⟨
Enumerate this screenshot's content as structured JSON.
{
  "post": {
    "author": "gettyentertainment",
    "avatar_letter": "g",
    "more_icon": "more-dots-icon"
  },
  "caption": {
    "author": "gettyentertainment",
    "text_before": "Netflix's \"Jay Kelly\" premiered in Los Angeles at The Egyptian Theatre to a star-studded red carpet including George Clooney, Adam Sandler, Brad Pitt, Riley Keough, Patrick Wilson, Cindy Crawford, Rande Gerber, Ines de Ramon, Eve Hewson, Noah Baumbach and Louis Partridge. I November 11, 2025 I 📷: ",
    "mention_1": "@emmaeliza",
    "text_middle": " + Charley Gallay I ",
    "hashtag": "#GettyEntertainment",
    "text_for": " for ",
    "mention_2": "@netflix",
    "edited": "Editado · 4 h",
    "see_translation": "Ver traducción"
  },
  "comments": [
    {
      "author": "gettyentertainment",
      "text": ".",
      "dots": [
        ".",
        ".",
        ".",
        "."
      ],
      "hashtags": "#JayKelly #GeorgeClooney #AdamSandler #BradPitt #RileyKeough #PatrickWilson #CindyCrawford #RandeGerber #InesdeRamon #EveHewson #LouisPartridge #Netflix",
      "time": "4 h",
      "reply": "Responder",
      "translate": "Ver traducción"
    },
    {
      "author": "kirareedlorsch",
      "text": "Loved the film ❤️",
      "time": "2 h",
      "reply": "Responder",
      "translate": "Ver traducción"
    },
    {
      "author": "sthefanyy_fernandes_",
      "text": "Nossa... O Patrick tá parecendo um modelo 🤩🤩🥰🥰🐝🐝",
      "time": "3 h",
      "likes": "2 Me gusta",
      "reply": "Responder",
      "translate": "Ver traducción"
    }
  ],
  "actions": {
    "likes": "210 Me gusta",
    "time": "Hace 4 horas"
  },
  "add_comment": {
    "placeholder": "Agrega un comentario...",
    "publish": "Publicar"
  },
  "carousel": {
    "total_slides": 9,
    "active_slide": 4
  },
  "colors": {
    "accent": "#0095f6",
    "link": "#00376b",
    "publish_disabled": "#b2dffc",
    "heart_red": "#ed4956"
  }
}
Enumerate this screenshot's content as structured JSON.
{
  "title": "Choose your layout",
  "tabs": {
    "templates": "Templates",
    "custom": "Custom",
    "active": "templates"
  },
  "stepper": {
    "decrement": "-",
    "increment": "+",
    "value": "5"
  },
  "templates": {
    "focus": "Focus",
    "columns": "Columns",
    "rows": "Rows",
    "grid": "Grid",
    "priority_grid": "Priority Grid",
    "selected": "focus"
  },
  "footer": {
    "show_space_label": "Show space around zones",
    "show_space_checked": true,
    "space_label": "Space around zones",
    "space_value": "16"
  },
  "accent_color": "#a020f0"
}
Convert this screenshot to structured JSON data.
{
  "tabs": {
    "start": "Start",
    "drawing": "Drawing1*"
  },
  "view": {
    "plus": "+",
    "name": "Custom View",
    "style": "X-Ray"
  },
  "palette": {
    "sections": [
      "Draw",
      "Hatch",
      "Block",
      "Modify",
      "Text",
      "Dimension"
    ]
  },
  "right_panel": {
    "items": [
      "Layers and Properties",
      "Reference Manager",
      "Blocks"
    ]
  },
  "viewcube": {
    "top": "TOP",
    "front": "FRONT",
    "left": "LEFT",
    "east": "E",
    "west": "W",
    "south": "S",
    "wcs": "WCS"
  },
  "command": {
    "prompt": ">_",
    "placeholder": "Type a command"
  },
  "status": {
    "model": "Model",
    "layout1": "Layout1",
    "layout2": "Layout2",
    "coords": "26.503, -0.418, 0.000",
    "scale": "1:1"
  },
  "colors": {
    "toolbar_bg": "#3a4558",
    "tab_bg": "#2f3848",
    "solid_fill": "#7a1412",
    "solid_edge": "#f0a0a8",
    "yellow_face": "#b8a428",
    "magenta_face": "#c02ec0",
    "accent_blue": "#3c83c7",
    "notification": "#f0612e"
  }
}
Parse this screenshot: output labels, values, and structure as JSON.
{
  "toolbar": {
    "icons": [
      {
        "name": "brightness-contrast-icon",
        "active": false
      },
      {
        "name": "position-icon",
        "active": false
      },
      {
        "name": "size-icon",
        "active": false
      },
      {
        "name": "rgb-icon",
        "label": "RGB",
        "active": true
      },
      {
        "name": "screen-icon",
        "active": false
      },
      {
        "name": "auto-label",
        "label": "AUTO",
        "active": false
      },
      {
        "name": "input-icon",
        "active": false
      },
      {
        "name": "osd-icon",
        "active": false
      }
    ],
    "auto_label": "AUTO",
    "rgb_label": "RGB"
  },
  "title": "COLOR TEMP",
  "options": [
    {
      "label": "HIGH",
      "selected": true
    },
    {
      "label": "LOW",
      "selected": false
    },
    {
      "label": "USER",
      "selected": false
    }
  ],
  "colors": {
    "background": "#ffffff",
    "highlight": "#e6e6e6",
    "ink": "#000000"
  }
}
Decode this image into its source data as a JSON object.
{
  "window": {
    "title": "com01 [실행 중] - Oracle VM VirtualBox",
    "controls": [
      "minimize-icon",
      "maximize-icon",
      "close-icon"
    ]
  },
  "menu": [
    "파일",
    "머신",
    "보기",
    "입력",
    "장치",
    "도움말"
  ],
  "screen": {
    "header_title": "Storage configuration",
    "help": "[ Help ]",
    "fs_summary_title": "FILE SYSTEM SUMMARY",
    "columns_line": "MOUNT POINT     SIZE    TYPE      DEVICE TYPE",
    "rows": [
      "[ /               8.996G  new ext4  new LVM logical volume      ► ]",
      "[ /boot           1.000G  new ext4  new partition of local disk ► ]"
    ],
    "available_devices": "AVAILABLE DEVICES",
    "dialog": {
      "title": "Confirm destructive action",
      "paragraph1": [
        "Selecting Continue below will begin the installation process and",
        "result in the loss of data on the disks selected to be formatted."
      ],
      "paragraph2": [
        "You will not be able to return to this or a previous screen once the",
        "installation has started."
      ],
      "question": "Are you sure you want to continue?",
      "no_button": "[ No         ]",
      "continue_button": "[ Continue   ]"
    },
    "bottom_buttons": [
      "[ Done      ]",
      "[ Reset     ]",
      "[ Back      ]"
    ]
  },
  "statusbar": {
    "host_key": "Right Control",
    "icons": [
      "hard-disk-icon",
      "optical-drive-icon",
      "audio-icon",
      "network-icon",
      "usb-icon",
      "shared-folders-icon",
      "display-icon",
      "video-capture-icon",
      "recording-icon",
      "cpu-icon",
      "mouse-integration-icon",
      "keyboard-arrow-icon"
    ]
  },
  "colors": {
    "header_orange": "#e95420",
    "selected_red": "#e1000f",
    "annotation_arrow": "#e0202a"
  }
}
⟩
Repeat the data in its entirety, character for character.

Enumerate this screenshot's content as structured JSON.
{
  "post": {
    "author": "gettyentertainment",
    "avatar_letter": "g",
    "more_icon": "more-dots-icon"
  },
  "caption": {
    "author": "gettyentertainment",
    "text_before": "Netflix's \"Jay Kelly\" premiered in Los Angeles at The Egyptian Theatre to a star-studded red carpet including George Clooney, Adam Sandler, Brad Pitt, Riley Keough, Patrick Wilson, Cindy Crawford, Rande Gerber, Ines de Ramon, Eve Hewson, Noah Baumbach and Louis Partridge. I November 11, 2025 I 📷: ",
    "mention_1": "@emmaeliza",
    "text_middle": " + Charley Gallay I ",
    "hashtag": "#GettyEntertainment",
    "text_for": " for ",
    "mention_2": "@netflix",
    "edited": "Editado · 4 h",
    "see_translation": "Ver traducción"
  },
  "comments": [
    {
      "author": "gettyentertainment",
      "text": ".",
      "dots": [
        ".",
        ".",
        ".",
        "."
      ],
      "hashtags": "#JayKelly #GeorgeClooney #AdamSandler #BradPitt #RileyKeough #PatrickWilson #CindyCrawford #RandeGerber #InesdeRamon #EveHewson #LouisPartridge #Netflix",
      "time": "4 h",
      "reply": "Responder",
      "translate": "Ver traducción"
    },
    {
      "author": "kirareedlorsch",
      "text": "Loved the film ❤️",
      "time": "2 h",
      "reply": "Responder",
      "translate": "Ver traducción"
    },
    {
      "author": "sthefanyy_fernandes_",
      "text": "Nossa... O Patrick tá parecendo um modelo 🤩🤩🥰🥰🐝🐝",
      "time": "3 h",
      "likes": "2 Me gusta",
      "reply": "Responder",
      "translate": "Ver traducción"
    }
  ],
  "actions": {
    "likes": "210 Me gusta",
    "time": "Hace 4 horas"
  },
  "add_comment": {
    "placeholder": "Agrega un comentario...",
    "publish": "Publicar"
  },
  "carousel": {
    "total_slides": 9,
    "active_slide": 4
  },
  "colors": {
    "accent": "#0095f6",
    "link": "#00376b",
    "publish_disabled": "#b2dffc",
    "heart_red": "#ed4956"
  }
}
Enumerate this screenshot's content as structured JSON.
{
  "title": "Choose your layout",
  "tabs": {
    "templates": "Templates",
    "custom": "Custom",
    "active": "templates"
  },
  "stepper": {
    "decrement": "-",
    "increment": "+",
    "value": "5"
  },
  "templates": {
    "focus": "Focus",
    "columns": "Columns",
    "rows": "Rows",
    "grid": "Grid",
    "priority_grid": "Priority Grid",
    "selected": "focus"
  },
  "footer": {
    "show_space_label": "Show space around zones",
    "show_space_checked": true,
    "space_label": "Space around zones",
    "space_value": "16"
  },
  "accent_color": "#a020f0"
}
Convert this screenshot to structured JSON data.
{
  "tabs": {
    "start": "Start",
    "drawing": "Drawing1*"
  },
  "view": {
    "plus": "+",
    "name": "Custom View",
    "style": "X-Ray"
  },
  "palette": {
    "sections": [
      "Draw",
      "Hatch",
      "Block",
      "Modify",
      "Text",
      "Dimension"
    ]
  },
  "right_panel": {
    "items": [
      "Layers and Properties",
      "Reference Manager",
      "Blocks"
    ]
  },
  "viewcube": {
    "top": "TOP",
    "front": "FRONT",
    "left": "LEFT",
    "east": "E",
    "west": "W",
    "south": "S",
    "wcs": "WCS"
  },
  "command": {
    "prompt": ">_",
    "placeholder": "Type a command"
  },
  "status": {
    "model": "Model",
    "layout1": "Layout1",
    "layout2": "Layout2",
    "coords": "26.503, -0.418, 0.000",
    "scale": "1:1"
  },
  "colors": {
    "toolbar_bg": "#3a4558",
    "tab_bg": "#2f3848",
    "solid_fill": "#7a1412",
    "solid_edge": "#f0a0a8",
    "yellow_face": "#b8a428",
    "magenta_face": "#c02ec0",
    "accent_blue": "#3c83c7",
    "notification": "#f0612e"
  }
}
Parse this screenshot: output labels, values, and structure as JSON.
{
  "toolbar": {
    "icons": [
      {
        "name": "brightness-contrast-icon",
        "active": false
      },
      {
        "name": "position-icon",
        "active": false
      },
      {
        "name": "size-icon",
        "active": false
      },
      {
        "name": "rgb-icon",
        "label": "RGB",
        "active": true
      },
      {
        "name": "screen-icon",
        "active": false
      },
      {
        "name": "auto-label",
        "label": "AUTO",
        "active": false
      },
      {
        "name": "input-icon",
        "active": false
      },
      {
        "name": "osd-icon",
        "active": false
      }
    ],
    "auto_label": "AUTO",
    "rgb_label": "RGB"
  },
  "title": "COLOR TEMP",
  "options": [
    {
      "label": "HIGH",
      "selected": true
    },
    {
      "label": "LOW",
      "selected": false
    },
    {
      "label": "USER",
      "selected": false
    }
  ],
  "colors": {
    "background": "#ffffff",
    "highlight": "#e6e6e6",
    "ink": "#000000"
  }
}
Decode this image into its source data as a JSON object.
{
  "window": {
    "title": "com01 [실행 중] - Oracle VM VirtualBox",
    "controls": [
      "minimize-icon",
      "maximize-icon",
      "close-icon"
    ]
  },
  "menu": [
    "파일",
    "머신",
    "보기",
    "입력",
    "장치",
    "도움말"
  ],
  "screen": {
    "header_title": "Storage configuration",
    "help": "[ Help ]",
    "fs_summary_title": "FILE SYSTEM SUMMARY",
    "columns_line": "MOUNT POINT     SIZE    TYPE      DEVICE TYPE",
    "rows": [
      "[ /               8.996G  new ext4  new LVM logical volume      ► ]",
      "[ /boot           1.000G  new ext4  new partition of local disk ► ]"
    ],
    "available_devices": "AVAILABLE DEVICES",
    "dialog": {
      "title": "Confirm destructive action",
      "paragraph1": [
        "Selecting Continue below will begin the installation process and",
        "result in the loss of data on the disks selected to be formatted."
      ],
      "paragraph2": [
        "You will not be able to return to this or a previous screen once the",
        "installation has started."
      ],
      "question": "Are you sure you want to continue?",
      "no_button": "[ No         ]",
      "continue_button": "[ Continue   ]"
    },
    "bottom_buttons": [
      "[ Done      ]",
      "[ Reset     ]",
      "[ Back      ]"
    ]
  },
  "statusbar": {
    "host_key": "Right Control",
    "icons": [
      "hard-disk-icon",
      "optical-drive-icon",
      "audio-icon",
      "network-icon",
      "usb-icon",
      "shared-folders-icon",
      "display-icon",
      "video-capture-icon",
      "recording-icon",
      "cpu-icon",
      "mouse-integration-icon",
      "keyboard-arrow-icon"
    ]
  },
  "colors": {
    "header_orange": "#e95420",
    "selected_red": "#e1000f",
    "annotation_arrow": "#e0202a"
  }
}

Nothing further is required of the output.